EXERCISE DESCRIPTION:
Turn the paragraph of the jewelry exhibition text below that begins "There were a few congratulatory speeches" into a short bulleted list that keeps its main facts.

PROVIDED TEXT:
I arrived at Middlesborough Station (which incidentally has a gorgeous vaulted and wood panelled ticket hall) and met up briefly with Julie before heading off to my hotel in one of the many cabs in town who never charged more than £2.50 for any journey. My impression of Middlesborough itself (in contrast to Sheffield) feels like a town that has not really found itself again after the big steel, coal and shipbuilding industries of the industrial north were taken away in the 1980s. The University dominates the town centre and the MIMA building is a striking contrast to the Victorian Town Hall Building.

The opening evening was a mixture of local government figures, university top brass and jewellery lovers. It was easy to spot the jewellery lovers, they were wearing an interesting piece of jewellery. One chap was wearing a large Adam Paxon brooch, I hazarded a guess that it might be the artist himself and introduced myself. It was him and it was a real pleasure to meet one of my jewellery heroes, we had several chats over the course of what turned out to be a very genial evening.  I love his work it holds a real fascination for me both aesthetically and technically. In a recent interview with jewellery collector Alan Firth he referred to Adam Paxon “Making the material sing…” I could not put it better myself.

There were a few congratulatory speeches and then we were free to roam the gallery and look at the jewellery. It is a stunning collection and one worth a visit. About half the collection is on display including many famous names and pieces which are now historically important from the early days of contemporary jewellery.  The Wendy Ramshaw Rooms of Dreams exhibition was also on and I’ll post the review I did for Findings here once the next issue is out.  The evening was rounded off with an excellent Turkish meal in a nearby restaurant with my fellow ACJ members.

Rather than go on at length describing the jewellery here is a gallery of my favourite pieces from the exhibition:

The second exhibition I went to see was 30 Years In The Making at the Lesley Craze Gallery in Clarkenwell, London.  This was a celebration of the 30th anniversary of the gallery and had a broad spread of the artists that have exhibited there over the decades the gallery has been running.   Each artist had a piece from early in their career and one from this year (2014).  Some artists early work is very different from their current work but many you can see the glimmers of the development of their signature style.  Nora Fok for example.  Her early piece was anodised aluminium but there was a tiny thread of the nylon mono-filamnet that came to dominate her work later on.  Several artists were there themselves and it was as always good to appreciate jewellery with other makers  Tanya Clarke- Hall, Ute Decker and Jeremy May were all exhibiting and were a joy to share the exhibition with.  A big surprise was my UCA college classmate Polly Horwich (also exhibiting) who I have not seen in ages, hardly surprising as she has just completed her MA at the Royal College of Art.  I got the distinct impression that this had been an amazing but exhausting experience!  The highlight of the exhibition for me was the fascinating and layered work of Jeremy May. He reads a book then painstakingly cuts a shape that has come to him during the reading from the pages of the book and builds a ring interleaved with coloured paper.  The result is a fluid, polished and enigmatic object.  The first one he made was a gift for his wife.

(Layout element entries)
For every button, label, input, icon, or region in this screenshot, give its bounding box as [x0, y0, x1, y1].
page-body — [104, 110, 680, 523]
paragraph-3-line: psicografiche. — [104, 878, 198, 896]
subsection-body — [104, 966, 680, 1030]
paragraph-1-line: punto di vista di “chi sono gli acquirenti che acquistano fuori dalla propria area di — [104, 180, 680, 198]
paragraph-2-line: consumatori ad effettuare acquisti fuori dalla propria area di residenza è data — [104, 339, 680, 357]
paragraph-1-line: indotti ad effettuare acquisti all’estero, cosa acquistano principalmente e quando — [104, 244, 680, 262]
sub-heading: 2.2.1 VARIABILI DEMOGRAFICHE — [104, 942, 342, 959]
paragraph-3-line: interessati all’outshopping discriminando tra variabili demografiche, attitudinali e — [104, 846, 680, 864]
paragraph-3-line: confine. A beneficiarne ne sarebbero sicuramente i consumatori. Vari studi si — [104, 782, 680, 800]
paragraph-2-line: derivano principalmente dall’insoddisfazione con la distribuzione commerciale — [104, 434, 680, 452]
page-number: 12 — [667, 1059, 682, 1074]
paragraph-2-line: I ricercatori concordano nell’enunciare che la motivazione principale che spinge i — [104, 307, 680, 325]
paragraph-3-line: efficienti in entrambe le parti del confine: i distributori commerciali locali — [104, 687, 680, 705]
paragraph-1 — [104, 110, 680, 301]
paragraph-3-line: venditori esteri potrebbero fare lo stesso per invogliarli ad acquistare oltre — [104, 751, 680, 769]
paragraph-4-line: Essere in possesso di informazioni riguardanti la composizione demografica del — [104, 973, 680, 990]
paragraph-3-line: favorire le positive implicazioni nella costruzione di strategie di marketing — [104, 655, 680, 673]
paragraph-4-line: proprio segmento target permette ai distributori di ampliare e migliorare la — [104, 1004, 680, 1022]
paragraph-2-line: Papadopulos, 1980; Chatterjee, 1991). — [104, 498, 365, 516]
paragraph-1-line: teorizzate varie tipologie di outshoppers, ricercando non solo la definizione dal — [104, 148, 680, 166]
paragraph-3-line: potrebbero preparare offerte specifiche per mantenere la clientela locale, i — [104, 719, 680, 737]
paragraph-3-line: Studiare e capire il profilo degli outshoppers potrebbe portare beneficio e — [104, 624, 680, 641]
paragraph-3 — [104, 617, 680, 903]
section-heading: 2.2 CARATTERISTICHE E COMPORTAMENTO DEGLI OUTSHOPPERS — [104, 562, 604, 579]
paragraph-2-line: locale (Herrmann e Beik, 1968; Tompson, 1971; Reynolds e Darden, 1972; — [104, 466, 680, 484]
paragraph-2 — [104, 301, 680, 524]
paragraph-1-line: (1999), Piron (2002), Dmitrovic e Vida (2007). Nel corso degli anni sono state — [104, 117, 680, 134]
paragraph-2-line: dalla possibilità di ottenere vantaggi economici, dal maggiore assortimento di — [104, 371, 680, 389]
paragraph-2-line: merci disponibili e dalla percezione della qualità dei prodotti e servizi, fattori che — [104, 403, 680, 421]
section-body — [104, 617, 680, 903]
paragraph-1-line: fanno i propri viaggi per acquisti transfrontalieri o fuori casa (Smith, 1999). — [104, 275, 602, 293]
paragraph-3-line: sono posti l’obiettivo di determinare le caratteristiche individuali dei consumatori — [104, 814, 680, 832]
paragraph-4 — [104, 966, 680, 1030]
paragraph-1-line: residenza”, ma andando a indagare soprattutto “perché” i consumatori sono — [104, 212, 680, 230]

WRITTEN ANSWER:
- After a few congratulatory speeches, guests were free to roam the gallery and look at the jewelry.
- The collection is stunning and worth a visit. About half of it is on display, including many famous names and historically important pieces from the early days of contemporary jewelry.
- The Wendy Ramshaw Rooms of Dreams exhibition was also on. The writer's review of it for Findings will be posted once the next issue is out.
- The evening ended with an excellent Turkish meal at a nearby restaurant with fellow ACJ members.